#### [Do this]
Report how many lines in the listing below include the word "Align". Write nothing besides the number.

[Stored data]
════════════════════
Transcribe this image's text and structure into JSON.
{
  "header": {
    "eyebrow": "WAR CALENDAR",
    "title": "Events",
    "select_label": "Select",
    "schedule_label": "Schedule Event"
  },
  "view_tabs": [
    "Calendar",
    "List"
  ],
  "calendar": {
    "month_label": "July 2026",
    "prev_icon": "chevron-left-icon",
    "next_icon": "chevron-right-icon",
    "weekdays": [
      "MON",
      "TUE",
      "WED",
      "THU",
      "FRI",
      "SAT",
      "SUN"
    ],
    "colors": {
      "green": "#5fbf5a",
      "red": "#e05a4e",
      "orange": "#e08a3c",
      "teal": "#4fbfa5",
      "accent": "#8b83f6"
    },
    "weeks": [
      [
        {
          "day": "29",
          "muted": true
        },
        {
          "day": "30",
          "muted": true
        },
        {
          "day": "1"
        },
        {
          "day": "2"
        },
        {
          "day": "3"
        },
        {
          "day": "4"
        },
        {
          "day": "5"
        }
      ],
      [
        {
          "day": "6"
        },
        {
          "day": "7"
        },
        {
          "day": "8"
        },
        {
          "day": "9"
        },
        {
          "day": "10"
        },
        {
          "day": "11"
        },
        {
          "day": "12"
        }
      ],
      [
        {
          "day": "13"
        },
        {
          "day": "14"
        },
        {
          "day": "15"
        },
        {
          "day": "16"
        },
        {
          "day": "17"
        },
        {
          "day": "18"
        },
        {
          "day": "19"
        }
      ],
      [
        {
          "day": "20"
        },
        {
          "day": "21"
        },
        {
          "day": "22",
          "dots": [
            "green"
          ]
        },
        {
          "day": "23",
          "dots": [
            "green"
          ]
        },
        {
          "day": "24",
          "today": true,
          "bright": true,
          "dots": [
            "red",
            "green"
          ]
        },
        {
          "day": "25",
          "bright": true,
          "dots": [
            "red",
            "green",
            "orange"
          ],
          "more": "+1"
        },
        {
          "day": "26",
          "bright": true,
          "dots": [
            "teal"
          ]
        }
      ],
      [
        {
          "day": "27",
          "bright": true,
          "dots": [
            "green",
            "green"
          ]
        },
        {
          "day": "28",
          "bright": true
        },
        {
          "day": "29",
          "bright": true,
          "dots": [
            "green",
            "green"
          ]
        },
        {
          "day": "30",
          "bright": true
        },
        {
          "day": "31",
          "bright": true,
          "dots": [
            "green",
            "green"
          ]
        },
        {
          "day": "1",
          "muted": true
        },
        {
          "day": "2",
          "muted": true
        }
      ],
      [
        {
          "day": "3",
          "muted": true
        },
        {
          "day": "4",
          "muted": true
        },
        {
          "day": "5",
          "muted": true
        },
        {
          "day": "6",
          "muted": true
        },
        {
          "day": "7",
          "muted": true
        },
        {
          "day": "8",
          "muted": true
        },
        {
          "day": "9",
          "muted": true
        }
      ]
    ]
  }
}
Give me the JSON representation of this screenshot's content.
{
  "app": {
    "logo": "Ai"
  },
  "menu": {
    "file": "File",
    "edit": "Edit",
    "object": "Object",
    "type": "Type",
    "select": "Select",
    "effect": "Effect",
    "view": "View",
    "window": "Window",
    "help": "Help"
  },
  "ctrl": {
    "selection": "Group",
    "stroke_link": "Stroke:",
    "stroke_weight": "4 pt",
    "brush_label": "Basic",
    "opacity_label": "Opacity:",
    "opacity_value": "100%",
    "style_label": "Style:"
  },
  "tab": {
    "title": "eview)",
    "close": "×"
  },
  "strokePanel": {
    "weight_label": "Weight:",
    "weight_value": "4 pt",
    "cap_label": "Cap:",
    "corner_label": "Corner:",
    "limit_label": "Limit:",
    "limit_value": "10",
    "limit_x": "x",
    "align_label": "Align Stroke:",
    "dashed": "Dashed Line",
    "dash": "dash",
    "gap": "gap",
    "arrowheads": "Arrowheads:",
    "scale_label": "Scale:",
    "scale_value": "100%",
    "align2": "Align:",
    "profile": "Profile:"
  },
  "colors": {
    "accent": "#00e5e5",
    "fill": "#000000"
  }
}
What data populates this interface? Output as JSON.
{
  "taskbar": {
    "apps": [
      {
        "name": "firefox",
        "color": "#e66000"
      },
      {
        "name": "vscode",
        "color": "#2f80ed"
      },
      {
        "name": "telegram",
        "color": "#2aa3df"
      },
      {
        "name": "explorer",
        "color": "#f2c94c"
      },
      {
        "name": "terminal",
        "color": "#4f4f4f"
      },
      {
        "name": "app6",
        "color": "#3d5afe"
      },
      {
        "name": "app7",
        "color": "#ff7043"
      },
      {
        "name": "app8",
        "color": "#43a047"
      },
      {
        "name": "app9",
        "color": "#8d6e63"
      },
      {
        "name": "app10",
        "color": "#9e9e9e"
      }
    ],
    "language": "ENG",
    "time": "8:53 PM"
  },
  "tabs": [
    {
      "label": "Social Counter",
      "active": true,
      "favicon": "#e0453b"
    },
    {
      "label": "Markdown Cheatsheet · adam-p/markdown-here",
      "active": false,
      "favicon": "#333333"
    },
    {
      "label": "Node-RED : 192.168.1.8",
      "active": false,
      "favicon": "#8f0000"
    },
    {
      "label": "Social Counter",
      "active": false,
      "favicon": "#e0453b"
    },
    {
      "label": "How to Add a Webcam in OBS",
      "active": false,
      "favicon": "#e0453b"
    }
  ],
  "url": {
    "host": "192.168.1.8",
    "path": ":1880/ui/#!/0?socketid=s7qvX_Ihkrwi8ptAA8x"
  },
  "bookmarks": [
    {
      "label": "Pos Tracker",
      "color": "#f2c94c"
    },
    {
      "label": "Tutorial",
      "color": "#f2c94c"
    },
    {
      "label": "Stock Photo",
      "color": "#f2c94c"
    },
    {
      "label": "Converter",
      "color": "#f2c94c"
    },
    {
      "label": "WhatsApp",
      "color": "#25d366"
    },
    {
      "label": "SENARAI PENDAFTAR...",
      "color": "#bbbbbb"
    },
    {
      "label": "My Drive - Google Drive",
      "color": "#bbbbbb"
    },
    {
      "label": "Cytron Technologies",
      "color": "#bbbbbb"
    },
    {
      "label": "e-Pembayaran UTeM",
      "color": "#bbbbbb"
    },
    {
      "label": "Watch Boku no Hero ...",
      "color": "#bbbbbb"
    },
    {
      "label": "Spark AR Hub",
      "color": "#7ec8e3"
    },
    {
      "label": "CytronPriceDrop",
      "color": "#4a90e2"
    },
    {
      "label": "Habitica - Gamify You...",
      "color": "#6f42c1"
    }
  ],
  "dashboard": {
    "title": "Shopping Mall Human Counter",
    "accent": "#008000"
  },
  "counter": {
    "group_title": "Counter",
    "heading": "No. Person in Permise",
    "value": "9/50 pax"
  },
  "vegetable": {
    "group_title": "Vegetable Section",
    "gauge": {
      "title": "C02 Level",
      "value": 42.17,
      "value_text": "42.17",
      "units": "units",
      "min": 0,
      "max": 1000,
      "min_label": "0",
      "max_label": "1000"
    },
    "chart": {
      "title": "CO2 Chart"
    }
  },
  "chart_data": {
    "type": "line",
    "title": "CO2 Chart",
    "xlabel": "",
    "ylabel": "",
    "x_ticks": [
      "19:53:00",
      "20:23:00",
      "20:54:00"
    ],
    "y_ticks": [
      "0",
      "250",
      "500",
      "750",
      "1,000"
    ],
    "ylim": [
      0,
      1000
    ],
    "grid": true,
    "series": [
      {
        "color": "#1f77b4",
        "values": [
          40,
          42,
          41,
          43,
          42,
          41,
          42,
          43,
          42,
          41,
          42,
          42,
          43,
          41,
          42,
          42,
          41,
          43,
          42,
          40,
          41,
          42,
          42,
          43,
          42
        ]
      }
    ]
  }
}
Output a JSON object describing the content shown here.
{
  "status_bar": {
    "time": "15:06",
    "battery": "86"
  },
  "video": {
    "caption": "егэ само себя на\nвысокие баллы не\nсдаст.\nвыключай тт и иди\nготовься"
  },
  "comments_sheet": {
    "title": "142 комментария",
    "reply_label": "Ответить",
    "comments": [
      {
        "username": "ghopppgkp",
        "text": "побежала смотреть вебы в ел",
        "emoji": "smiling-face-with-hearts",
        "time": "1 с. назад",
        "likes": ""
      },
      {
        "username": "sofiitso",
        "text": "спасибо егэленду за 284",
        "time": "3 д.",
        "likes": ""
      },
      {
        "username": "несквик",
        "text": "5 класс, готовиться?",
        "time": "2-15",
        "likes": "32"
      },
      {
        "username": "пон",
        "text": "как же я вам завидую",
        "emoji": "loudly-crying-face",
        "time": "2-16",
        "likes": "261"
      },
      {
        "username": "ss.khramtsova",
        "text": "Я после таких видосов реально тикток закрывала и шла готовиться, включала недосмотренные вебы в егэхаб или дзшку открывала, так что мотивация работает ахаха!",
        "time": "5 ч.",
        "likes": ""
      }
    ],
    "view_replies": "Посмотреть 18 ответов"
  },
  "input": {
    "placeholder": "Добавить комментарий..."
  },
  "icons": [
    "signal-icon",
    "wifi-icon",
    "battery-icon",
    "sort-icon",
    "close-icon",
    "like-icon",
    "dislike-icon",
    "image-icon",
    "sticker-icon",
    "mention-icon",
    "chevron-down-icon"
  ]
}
════════════════════
#### [Written solution]
2